---------- Provided records ----------

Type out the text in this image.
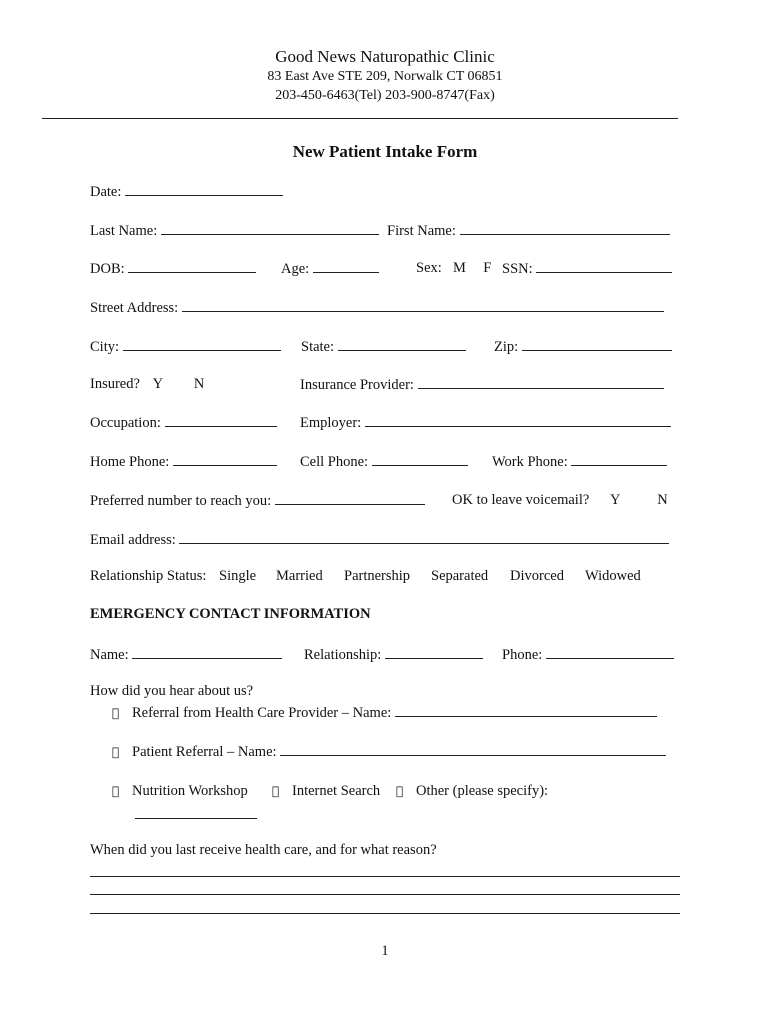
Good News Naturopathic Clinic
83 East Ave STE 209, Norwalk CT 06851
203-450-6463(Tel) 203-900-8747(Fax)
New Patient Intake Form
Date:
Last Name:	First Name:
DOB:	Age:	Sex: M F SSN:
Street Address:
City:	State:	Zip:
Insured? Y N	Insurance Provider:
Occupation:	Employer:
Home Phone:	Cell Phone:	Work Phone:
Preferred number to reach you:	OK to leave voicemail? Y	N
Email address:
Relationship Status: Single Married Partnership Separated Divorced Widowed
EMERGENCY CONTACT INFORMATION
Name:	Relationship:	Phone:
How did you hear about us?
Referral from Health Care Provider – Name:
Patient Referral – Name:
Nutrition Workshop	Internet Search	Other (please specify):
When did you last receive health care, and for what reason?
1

----------

*Job*
Copy all lines of the material above where the string "Phone" occurs.

*Written answer*
Home Phone:	Cell Phone:	Work Phone:
Name:	Relationship:	Phone:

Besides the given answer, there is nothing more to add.